▸ **WHAT YOU SHOULD DO**: Count the lines below that contain the word "elekcji" and give only the number.

▸ **EXTRACTED INFORMATION**:
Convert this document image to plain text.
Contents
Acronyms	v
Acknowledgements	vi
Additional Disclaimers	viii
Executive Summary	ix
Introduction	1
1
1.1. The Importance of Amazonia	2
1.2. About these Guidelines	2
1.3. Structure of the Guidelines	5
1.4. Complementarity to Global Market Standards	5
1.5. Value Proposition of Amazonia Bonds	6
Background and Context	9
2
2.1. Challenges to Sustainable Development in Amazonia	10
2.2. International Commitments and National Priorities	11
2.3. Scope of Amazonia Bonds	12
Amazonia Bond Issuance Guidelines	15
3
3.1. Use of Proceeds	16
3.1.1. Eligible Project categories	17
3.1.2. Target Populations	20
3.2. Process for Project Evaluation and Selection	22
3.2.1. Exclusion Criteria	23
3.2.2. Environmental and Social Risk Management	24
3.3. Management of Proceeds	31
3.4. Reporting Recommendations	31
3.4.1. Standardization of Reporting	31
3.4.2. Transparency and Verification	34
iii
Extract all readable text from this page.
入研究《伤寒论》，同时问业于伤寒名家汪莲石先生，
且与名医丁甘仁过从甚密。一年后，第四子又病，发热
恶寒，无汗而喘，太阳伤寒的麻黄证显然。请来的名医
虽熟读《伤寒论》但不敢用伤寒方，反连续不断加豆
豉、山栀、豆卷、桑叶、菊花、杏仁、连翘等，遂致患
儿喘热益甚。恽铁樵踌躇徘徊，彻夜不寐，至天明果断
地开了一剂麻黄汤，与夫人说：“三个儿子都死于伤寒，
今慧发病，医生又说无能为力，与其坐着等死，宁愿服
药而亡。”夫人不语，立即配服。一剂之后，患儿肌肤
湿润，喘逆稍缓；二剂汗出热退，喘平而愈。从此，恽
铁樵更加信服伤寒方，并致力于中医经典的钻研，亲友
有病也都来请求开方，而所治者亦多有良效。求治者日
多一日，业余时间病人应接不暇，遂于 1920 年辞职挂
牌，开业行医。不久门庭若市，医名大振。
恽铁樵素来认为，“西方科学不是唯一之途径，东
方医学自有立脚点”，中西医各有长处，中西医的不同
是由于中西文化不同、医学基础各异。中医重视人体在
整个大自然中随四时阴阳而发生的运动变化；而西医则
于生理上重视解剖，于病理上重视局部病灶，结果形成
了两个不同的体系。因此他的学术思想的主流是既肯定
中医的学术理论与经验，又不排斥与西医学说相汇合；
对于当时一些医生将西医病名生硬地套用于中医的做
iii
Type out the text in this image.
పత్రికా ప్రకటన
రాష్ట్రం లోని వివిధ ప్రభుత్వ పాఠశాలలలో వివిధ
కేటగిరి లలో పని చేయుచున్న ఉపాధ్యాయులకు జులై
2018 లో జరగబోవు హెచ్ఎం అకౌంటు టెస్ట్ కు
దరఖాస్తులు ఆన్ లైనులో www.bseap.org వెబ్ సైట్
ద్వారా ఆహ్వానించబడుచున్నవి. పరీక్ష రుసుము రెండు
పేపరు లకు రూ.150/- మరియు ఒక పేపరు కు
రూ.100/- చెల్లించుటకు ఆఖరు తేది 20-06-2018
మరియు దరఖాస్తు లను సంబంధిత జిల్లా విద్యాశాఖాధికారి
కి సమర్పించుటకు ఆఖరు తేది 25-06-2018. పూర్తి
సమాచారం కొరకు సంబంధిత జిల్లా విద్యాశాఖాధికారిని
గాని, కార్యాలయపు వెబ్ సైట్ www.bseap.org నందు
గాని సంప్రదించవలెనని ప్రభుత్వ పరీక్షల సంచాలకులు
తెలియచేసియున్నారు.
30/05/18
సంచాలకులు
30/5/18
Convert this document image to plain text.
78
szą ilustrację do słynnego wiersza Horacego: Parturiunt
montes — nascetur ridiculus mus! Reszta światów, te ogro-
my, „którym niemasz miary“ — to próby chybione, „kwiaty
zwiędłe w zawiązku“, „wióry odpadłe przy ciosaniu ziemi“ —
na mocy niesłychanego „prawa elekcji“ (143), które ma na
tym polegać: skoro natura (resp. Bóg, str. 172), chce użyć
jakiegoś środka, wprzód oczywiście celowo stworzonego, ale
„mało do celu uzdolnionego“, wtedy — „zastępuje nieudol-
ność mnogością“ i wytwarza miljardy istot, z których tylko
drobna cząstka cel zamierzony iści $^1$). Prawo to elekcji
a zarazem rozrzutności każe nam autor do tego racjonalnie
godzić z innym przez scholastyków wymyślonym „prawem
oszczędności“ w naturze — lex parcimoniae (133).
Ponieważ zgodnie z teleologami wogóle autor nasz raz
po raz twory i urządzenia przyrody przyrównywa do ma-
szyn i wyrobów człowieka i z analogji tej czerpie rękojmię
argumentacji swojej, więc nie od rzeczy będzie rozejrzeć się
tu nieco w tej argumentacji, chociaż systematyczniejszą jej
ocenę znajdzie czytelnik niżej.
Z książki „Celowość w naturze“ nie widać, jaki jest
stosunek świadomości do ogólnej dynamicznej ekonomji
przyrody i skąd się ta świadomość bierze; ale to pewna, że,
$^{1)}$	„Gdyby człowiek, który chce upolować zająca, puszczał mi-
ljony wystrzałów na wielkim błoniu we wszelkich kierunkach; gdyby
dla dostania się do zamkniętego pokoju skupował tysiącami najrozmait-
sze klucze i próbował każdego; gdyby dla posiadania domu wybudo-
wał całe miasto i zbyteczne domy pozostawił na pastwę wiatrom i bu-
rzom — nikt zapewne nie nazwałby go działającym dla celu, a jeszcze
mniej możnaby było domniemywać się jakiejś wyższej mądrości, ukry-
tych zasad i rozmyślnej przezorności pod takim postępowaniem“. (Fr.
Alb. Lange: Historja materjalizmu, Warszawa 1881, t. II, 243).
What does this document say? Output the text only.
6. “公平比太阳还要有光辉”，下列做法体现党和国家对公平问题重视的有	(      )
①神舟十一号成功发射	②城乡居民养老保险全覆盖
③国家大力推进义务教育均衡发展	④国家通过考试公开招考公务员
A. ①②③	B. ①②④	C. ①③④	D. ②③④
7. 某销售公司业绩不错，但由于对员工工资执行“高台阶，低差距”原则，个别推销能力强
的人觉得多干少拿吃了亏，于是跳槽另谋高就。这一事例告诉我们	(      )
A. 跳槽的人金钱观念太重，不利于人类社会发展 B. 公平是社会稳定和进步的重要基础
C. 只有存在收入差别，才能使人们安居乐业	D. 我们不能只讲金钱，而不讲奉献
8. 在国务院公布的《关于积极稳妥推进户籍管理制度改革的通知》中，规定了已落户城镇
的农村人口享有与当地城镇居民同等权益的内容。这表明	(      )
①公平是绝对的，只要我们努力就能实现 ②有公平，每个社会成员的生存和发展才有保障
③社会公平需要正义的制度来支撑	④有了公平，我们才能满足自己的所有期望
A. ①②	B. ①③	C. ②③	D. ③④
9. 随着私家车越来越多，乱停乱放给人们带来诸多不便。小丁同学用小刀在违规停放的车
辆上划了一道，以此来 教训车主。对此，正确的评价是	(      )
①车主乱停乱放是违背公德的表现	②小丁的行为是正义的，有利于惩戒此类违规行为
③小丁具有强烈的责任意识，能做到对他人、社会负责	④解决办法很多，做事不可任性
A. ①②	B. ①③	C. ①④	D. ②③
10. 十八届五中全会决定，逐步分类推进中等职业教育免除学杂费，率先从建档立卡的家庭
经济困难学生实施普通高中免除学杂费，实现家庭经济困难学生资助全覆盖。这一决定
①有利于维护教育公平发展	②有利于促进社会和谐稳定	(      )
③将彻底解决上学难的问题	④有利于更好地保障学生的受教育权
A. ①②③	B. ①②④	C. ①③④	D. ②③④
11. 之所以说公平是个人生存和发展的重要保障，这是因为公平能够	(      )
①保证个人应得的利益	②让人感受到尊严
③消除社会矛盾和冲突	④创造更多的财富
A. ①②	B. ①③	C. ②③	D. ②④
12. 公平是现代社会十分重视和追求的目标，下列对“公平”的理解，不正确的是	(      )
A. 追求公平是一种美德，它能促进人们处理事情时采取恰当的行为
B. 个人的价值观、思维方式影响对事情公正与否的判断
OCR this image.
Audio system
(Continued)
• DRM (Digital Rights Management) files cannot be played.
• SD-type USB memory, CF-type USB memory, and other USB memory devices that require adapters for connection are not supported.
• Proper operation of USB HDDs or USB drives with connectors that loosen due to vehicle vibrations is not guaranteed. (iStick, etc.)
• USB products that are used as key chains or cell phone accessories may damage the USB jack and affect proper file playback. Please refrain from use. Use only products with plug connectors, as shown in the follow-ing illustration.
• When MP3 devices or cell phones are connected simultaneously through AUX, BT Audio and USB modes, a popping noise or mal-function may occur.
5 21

▸ **EXERCISE ANSWER**: 2